*STORED RECORDS*:
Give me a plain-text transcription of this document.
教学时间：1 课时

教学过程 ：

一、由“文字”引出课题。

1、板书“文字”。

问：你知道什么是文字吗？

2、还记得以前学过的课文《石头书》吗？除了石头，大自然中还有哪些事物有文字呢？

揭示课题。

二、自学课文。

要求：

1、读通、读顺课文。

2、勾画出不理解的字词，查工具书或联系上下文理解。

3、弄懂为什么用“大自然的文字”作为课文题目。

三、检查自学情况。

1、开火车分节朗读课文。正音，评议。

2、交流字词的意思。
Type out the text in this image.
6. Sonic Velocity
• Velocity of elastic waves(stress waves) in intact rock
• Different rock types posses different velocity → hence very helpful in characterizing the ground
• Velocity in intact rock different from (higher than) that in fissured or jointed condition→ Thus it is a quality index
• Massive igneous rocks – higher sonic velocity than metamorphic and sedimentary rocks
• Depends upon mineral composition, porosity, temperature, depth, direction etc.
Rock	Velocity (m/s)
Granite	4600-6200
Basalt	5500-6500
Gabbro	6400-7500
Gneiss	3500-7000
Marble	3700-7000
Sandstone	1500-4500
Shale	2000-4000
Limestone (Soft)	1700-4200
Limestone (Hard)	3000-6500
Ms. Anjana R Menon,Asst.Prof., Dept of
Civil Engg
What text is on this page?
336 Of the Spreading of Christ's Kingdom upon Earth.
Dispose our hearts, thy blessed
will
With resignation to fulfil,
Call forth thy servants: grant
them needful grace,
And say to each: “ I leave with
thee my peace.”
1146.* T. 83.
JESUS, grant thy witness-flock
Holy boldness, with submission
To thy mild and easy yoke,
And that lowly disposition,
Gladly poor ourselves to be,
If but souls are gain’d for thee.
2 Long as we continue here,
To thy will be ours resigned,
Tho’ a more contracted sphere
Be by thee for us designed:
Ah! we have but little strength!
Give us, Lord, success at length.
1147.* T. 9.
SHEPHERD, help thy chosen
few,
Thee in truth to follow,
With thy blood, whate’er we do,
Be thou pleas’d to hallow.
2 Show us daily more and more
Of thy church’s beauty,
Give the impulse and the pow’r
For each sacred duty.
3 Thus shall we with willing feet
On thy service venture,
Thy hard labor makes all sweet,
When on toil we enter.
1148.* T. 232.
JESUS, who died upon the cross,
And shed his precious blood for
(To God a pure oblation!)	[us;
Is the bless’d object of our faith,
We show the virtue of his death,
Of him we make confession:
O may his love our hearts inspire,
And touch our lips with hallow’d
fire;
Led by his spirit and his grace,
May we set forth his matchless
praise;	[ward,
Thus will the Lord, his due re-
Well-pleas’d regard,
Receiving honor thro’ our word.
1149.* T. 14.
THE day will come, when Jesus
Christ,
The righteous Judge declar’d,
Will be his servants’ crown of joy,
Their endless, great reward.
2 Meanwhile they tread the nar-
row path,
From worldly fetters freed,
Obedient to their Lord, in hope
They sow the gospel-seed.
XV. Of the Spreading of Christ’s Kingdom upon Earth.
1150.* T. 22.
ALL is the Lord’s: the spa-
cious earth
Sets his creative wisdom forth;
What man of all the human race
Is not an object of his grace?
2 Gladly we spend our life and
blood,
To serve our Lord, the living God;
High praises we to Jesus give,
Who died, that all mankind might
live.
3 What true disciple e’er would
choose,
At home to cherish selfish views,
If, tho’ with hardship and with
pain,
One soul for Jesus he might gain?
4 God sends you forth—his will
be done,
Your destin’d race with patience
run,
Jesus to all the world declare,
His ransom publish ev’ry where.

*WHAT YOU HAVE TO DO*:
Reproduce the records word for word.

*FULL ANSWER*:
Give me a plain-text transcription of this document.
教学时间：1 课时

教学过程 ：

一、由“文字”引出课题。

1、板书“文字”。

问：你知道什么是文字吗？

2、还记得以前学过的课文《石头书》吗？除了石头，大自然中还有哪些事物有文字呢？

揭示课题。

二、自学课文。

要求：

1、读通、读顺课文。

2、勾画出不理解的字词，查工具书或联系上下文理解。

3、弄懂为什么用“大自然的文字”作为课文题目。

三、检查自学情况。

1、开火车分节朗读课文。正音，评议。

2、交流字词的意思。
Type out the text in this image.
6. Sonic Velocity
• Velocity of elastic waves(stress waves) in intact rock
• Different rock types posses different velocity → hence very helpful in characterizing the ground
• Velocity in intact rock different from (higher than) that in fissured or jointed condition→ Thus it is a quality index
• Massive igneous rocks – higher sonic velocity than metamorphic and sedimentary rocks
• Depends upon mineral composition, porosity, temperature, depth, direction etc.
Rock	Velocity (m/s)
Granite	4600-6200
Basalt	5500-6500
Gabbro	6400-7500
Gneiss	3500-7000
Marble	3700-7000
Sandstone	1500-4500
Shale	2000-4000
Limestone (Soft)	1700-4200
Limestone (Hard)	3000-6500
Ms. Anjana R Menon,Asst.Prof., Dept of
Civil Engg
What text is on this page?
336 Of the Spreading of Christ's Kingdom upon Earth.
Dispose our hearts, thy blessed
will
With resignation to fulfil,
Call forth thy servants: grant
them needful grace,
And say to each: “ I leave with
thee my peace.”
1146.* T. 83.
JESUS, grant thy witness-flock
Holy boldness, with submission
To thy mild and easy yoke,
And that lowly disposition,
Gladly poor ourselves to be,
If but souls are gain’d for thee.
2 Long as we continue here,
To thy will be ours resigned,
Tho’ a more contracted sphere
Be by thee for us designed:
Ah! we have but little strength!
Give us, Lord, success at length.
1147.* T. 9.
SHEPHERD, help thy chosen
few,
Thee in truth to follow,
With thy blood, whate’er we do,
Be thou pleas’d to hallow.
2 Show us daily more and more
Of thy church’s beauty,
Give the impulse and the pow’r
For each sacred duty.
3 Thus shall we with willing feet
On thy service venture,
Thy hard labor makes all sweet,
When on toil we enter.
1148.* T. 232.
JESUS, who died upon the cross,
And shed his precious blood for
(To God a pure oblation!)	[us;
Is the bless’d object of our faith,
We show the virtue of his death,
Of him we make confession:
O may his love our hearts inspire,
And touch our lips with hallow’d
fire;
Led by his spirit and his grace,
May we set forth his matchless
praise;	[ward,
Thus will the Lord, his due re-
Well-pleas’d regard,
Receiving honor thro’ our word.
1149.* T. 14.
THE day will come, when Jesus
Christ,
The righteous Judge declar’d,
Will be his servants’ crown of joy,
Their endless, great reward.
2 Meanwhile they tread the nar-
row path,
From worldly fetters freed,
Obedient to their Lord, in hope
They sow the gospel-seed.
XV. Of the Spreading of Christ’s Kingdom upon Earth.
1150.* T. 22.
ALL is the Lord’s: the spa-
cious earth
Sets his creative wisdom forth;
What man of all the human race
Is not an object of his grace?
2 Gladly we spend our life and
blood,
To serve our Lord, the living God;
High praises we to Jesus give,
Who died, that all mankind might
live.
3 What true disciple e’er would
choose,
At home to cherish selfish views,
If, tho’ with hardship and with
pain,
One soul for Jesus he might gain?
4 God sends you forth—his will
be done,
Your destin’d race with patience
run,
Jesus to all the world declare,
His ransom publish ev’ry where.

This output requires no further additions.